• The task
From the listing below, extract each entry exactly as written, minus the images.

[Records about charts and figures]
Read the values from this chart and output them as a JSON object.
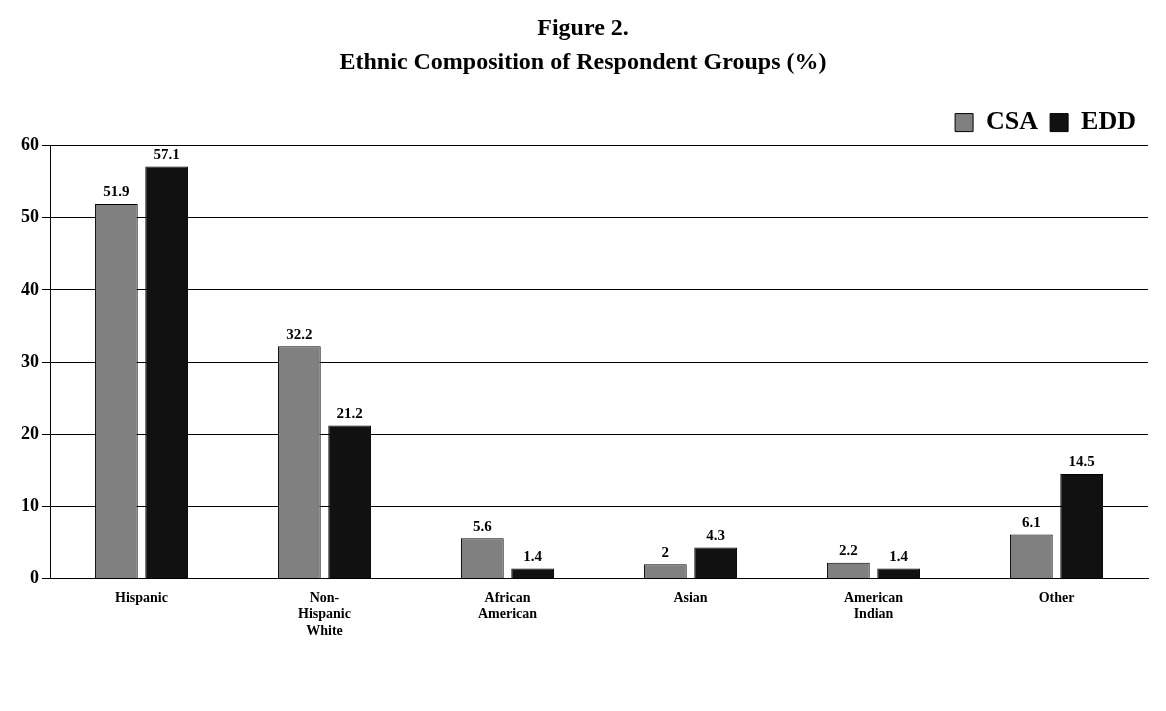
{
  "chart_data": {
    "type": "bar",
    "title": "Figure 2.",
    "subtitle": "Ethnic Composition of Respondent Groups (%)",
    "categories": [
      "Hispanic",
      "Non-Hispanic White",
      "African American",
      "Asian",
      "American Indian",
      "Other"
    ],
    "series": [
      {
        "name": "CSA",
        "color": "#808080",
        "values": [
          51.9,
          32.2,
          5.6,
          2,
          2.2,
          6.1
        ]
      },
      {
        "name": "EDD",
        "color": "#111111",
        "values": [
          57.1,
          21.2,
          1.4,
          4.3,
          1.4,
          14.5
        ]
      }
    ],
    "ylim": [
      0,
      60
    ],
    "yticks": [
      0,
      10,
      20,
      30,
      40,
      50,
      60
    ],
    "grid": "y",
    "legend": "top right",
    "data_labels": true
  }
}
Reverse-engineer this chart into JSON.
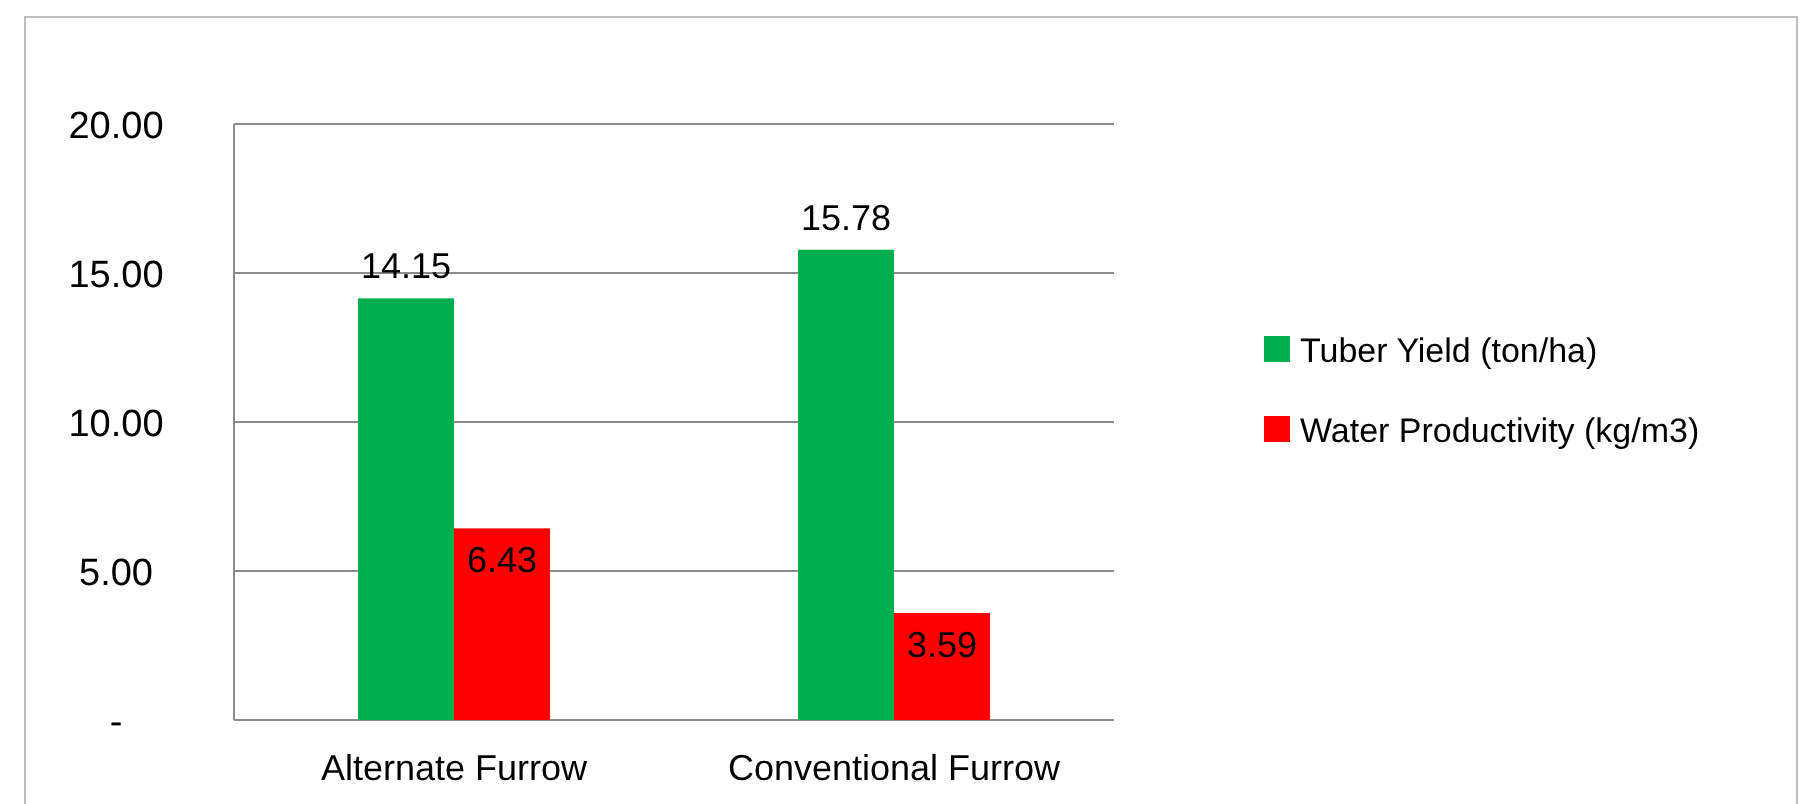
{
  "chart_data": {
    "type": "bar",
    "categories": [
      "Alternate Furrow",
      "Conventional Furrow"
    ],
    "series": [
      {
        "name": "Tuber Yield (ton/ha)",
        "color": "#00b050",
        "values": [
          14.15,
          15.78
        ]
      },
      {
        "name": "Water Productivity (kg/m3)",
        "color": "#ff0000",
        "values": [
          6.43,
          3.59
        ]
      }
    ],
    "ylim": [
      0,
      20
    ],
    "yticks": [
      {
        "value": 0,
        "label": "-"
      },
      {
        "value": 5,
        "label": "5.00"
      },
      {
        "value": 10,
        "label": "10.00"
      },
      {
        "value": 15,
        "label": "15.00"
      },
      {
        "value": 20,
        "label": "20.00"
      }
    ],
    "grid": "y",
    "legend": "right",
    "data_labels": true
  }
}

• The result
Read the values from this chart and output them as a JSON object.
{
  "chart_data": {
    "type": "bar",
    "title": "Figure 2.",
    "subtitle": "Ethnic Composition of Respondent Groups (%)",
    "categories": [
      "Hispanic",
      "Non-Hispanic White",
      "African American",
      "Asian",
      "American Indian",
      "Other"
    ],
    "series": [
      {
        "name": "CSA",
        "color": "#808080",
        "values": [
          51.9,
          32.2,
          5.6,
          2,
          2.2,
          6.1
        ]
      },
      {
        "name": "EDD",
        "color": "#111111",
        "values": [
          57.1,
          21.2,
          1.4,
          4.3,
          1.4,
          14.5
        ]
      }
    ],
    "ylim": [
      0,
      60
    ],
    "yticks": [
      0,
      10,
      20,
      30,
      40,
      50,
      60
    ],
    "grid": "y",
    "legend": "top right",
    "data_labels": true
  }
}
Reverse-engineer this chart into JSON.
{
  "chart_data": {
    "type": "bar",
    "categories": [
      "Alternate Furrow",
      "Conventional Furrow"
    ],
    "series": [
      {
        "name": "Tuber Yield (ton/ha)",
        "color": "#00b050",
        "values": [
          14.15,
          15.78
        ]
      },
      {
        "name": "Water Productivity (kg/m3)",
        "color": "#ff0000",
        "values": [
          6.43,
          3.59
        ]
      }
    ],
    "ylim": [
      0,
      20
    ],
    "yticks": [
      {
        "value": 0,
        "label": "-"
      },
      {
        "value": 5,
        "label": "5.00"
      },
      {
        "value": 10,
        "label": "10.00"
      },
      {
        "value": 15,
        "label": "15.00"
      },
      {
        "value": 20,
        "label": "20.00"
      }
    ],
    "grid": "y",
    "legend": "right",
    "data_labels": true
  }
}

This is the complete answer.